* Listed records:
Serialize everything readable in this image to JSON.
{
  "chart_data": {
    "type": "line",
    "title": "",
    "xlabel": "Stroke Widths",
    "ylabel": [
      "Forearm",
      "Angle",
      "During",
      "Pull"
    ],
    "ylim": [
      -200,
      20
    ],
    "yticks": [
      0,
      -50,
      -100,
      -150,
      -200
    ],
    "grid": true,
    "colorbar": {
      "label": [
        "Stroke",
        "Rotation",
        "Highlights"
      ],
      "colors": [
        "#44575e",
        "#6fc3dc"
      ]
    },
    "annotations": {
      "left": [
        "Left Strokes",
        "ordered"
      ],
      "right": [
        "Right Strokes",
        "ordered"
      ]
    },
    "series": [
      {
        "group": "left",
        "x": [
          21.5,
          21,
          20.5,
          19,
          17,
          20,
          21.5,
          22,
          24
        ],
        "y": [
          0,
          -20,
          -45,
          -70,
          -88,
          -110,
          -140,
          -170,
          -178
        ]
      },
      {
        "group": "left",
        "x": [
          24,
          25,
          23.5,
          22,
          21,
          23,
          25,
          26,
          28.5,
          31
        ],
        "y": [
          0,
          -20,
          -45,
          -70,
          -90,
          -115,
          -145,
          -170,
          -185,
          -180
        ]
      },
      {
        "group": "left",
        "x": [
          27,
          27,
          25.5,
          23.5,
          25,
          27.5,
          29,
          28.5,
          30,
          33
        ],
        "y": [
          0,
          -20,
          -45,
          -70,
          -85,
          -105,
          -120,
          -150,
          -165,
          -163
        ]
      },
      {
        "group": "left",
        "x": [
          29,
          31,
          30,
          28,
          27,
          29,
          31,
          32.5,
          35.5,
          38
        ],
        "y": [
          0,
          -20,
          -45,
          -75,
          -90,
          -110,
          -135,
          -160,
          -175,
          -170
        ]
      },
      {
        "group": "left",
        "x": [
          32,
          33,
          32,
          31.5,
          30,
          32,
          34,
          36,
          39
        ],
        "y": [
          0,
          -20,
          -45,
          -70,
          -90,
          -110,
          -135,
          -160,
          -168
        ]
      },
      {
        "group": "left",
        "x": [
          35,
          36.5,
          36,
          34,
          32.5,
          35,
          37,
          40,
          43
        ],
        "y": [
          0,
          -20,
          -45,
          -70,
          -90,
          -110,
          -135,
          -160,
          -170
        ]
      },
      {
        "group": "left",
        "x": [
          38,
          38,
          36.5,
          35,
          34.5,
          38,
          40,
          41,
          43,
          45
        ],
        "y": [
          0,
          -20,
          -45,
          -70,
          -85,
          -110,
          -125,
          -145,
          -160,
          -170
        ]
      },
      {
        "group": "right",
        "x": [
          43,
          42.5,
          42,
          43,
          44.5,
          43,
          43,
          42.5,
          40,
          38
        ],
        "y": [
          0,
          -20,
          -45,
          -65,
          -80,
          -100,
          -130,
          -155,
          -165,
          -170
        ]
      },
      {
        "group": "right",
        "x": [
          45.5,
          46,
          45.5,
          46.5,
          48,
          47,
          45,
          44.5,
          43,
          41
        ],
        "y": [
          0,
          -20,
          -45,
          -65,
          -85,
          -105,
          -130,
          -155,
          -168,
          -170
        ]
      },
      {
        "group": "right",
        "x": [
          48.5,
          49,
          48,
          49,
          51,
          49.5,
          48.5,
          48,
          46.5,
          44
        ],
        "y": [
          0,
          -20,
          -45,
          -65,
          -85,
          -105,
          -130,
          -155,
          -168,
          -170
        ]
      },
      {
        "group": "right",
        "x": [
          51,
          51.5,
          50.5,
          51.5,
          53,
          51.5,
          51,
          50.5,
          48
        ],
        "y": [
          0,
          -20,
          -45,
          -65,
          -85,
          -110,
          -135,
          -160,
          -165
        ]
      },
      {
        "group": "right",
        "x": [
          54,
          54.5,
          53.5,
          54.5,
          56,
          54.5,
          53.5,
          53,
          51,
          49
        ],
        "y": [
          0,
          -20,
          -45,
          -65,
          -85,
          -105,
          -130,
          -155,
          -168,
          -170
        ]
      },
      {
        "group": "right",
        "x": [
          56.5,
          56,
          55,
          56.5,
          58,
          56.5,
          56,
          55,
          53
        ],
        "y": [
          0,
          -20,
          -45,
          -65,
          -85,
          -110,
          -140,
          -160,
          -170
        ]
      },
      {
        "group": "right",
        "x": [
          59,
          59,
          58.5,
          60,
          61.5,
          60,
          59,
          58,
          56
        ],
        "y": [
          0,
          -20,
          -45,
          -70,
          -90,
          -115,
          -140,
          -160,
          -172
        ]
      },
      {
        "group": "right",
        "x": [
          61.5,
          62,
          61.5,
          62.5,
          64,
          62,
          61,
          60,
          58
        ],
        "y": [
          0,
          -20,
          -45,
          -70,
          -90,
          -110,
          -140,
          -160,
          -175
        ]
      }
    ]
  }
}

* What the task asks: Nothing may be left out: return each entry exactly as it reads.

* Solved problem:
Serialize everything readable in this image to JSON.
{
  "chart_data": {
    "type": "line",
    "title": "",
    "xlabel": "Stroke Widths",
    "ylabel": [
      "Forearm",
      "Angle",
      "During",
      "Pull"
    ],
    "ylim": [
      -200,
      20
    ],
    "yticks": [
      0,
      -50,
      -100,
      -150,
      -200
    ],
    "grid": true,
    "colorbar": {
      "label": [
        "Stroke",
        "Rotation",
        "Highlights"
      ],
      "colors": [
        "#44575e",
        "#6fc3dc"
      ]
    },
    "annotations": {
      "left": [
        "Left Strokes",
        "ordered"
      ],
      "right": [
        "Right Strokes",
        "ordered"
      ]
    },
    "series": [
      {
        "group": "left",
        "x": [
          21.5,
          21,
          20.5,
          19,
          17,
          20,
          21.5,
          22,
          24
        ],
        "y": [
          0,
          -20,
          -45,
          -70,
          -88,
          -110,
          -140,
          -170,
          -178
        ]
      },
      {
        "group": "left",
        "x": [
          24,
          25,
          23.5,
          22,
          21,
          23,
          25,
          26,
          28.5,
          31
        ],
        "y": [
          0,
          -20,
          -45,
          -70,
          -90,
          -115,
          -145,
          -170,
          -185,
          -180
        ]
      },
      {
        "group": "left",
        "x": [
          27,
          27,
          25.5,
          23.5,
          25,
          27.5,
          29,
          28.5,
          30,
          33
        ],
        "y": [
          0,
          -20,
          -45,
          -70,
          -85,
          -105,
          -120,
          -150,
          -165,
          -163
        ]
      },
      {
        "group": "left",
        "x": [
          29,
          31,
          30,
          28,
          27,
          29,
          31,
          32.5,
          35.5,
          38
        ],
        "y": [
          0,
          -20,
          -45,
          -75,
          -90,
          -110,
          -135,
          -160,
          -175,
          -170
        ]
      },
      {
        "group": "left",
        "x": [
          32,
          33,
          32,
          31.5,
          30,
          32,
          34,
          36,
          39
        ],
        "y": [
          0,
          -20,
          -45,
          -70,
          -90,
          -110,
          -135,
          -160,
          -168
        ]
      },
      {
        "group": "left",
        "x": [
          35,
          36.5,
          36,
          34,
          32.5,
          35,
          37,
          40,
          43
        ],
        "y": [
          0,
          -20,
          -45,
          -70,
          -90,
          -110,
          -135,
          -160,
          -170
        ]
      },
      {
        "group": "left",
        "x": [
          38,
          38,
          36.5,
          35,
          34.5,
          38,
          40,
          41,
          43,
          45
        ],
        "y": [
          0,
          -20,
          -45,
          -70,
          -85,
          -110,
          -125,
          -145,
          -160,
          -170
        ]
      },
      {
        "group": "right",
        "x": [
          43,
          42.5,
          42,
          43,
          44.5,
          43,
          43,
          42.5,
          40,
          38
        ],
        "y": [
          0,
          -20,
          -45,
          -65,
          -80,
          -100,
          -130,
          -155,
          -165,
          -170
        ]
      },
      {
        "group": "right",
        "x": [
          45.5,
          46,
          45.5,
          46.5,
          48,
          47,
          45,
          44.5,
          43,
          41
        ],
        "y": [
          0,
          -20,
          -45,
          -65,
          -85,
          -105,
          -130,
          -155,
          -168,
          -170
        ]
      },
      {
        "group": "right",
        "x": [
          48.5,
          49,
          48,
          49,
          51,
          49.5,
          48.5,
          48,
          46.5,
          44
        ],
        "y": [
          0,
          -20,
          -45,
          -65,
          -85,
          -105,
          -130,
          -155,
          -168,
          -170
        ]
      },
      {
        "group": "right",
        "x": [
          51,
          51.5,
          50.5,
          51.5,
          53,
          51.5,
          51,
          50.5,
          48
        ],
        "y": [
          0,
          -20,
          -45,
          -65,
          -85,
          -110,
          -135,
          -160,
          -165
        ]
      },
      {
        "group": "right",
        "x": [
          54,
          54.5,
          53.5,
          54.5,
          56,
          54.5,
          53.5,
          53,
          51,
          49
        ],
        "y": [
          0,
          -20,
          -45,
          -65,
          -85,
          -105,
          -130,
          -155,
          -168,
          -170
        ]
      },
      {
        "group": "right",
        "x": [
          56.5,
          56,
          55,
          56.5,
          58,
          56.5,
          56,
          55,
          53
        ],
        "y": [
          0,
          -20,
          -45,
          -65,
          -85,
          -110,
          -140,
          -160,
          -170
        ]
      },
      {
        "group": "right",
        "x": [
          59,
          59,
          58.5,
          60,
          61.5,
          60,
          59,
          58,
          56
        ],
        "y": [
          0,
          -20,
          -45,
          -70,
          -90,
          -115,
          -140,
          -160,
          -172
        ]
      },
      {
        "group": "right",
        "x": [
          61.5,
          62,
          61.5,
          62.5,
          64,
          62,
          61,
          60,
          58
        ],
        "y": [
          0,
          -20,
          -45,
          -70,
          -90,
          -110,
          -140,
          -160,
          -175
        ]
      }
    ]
  }
}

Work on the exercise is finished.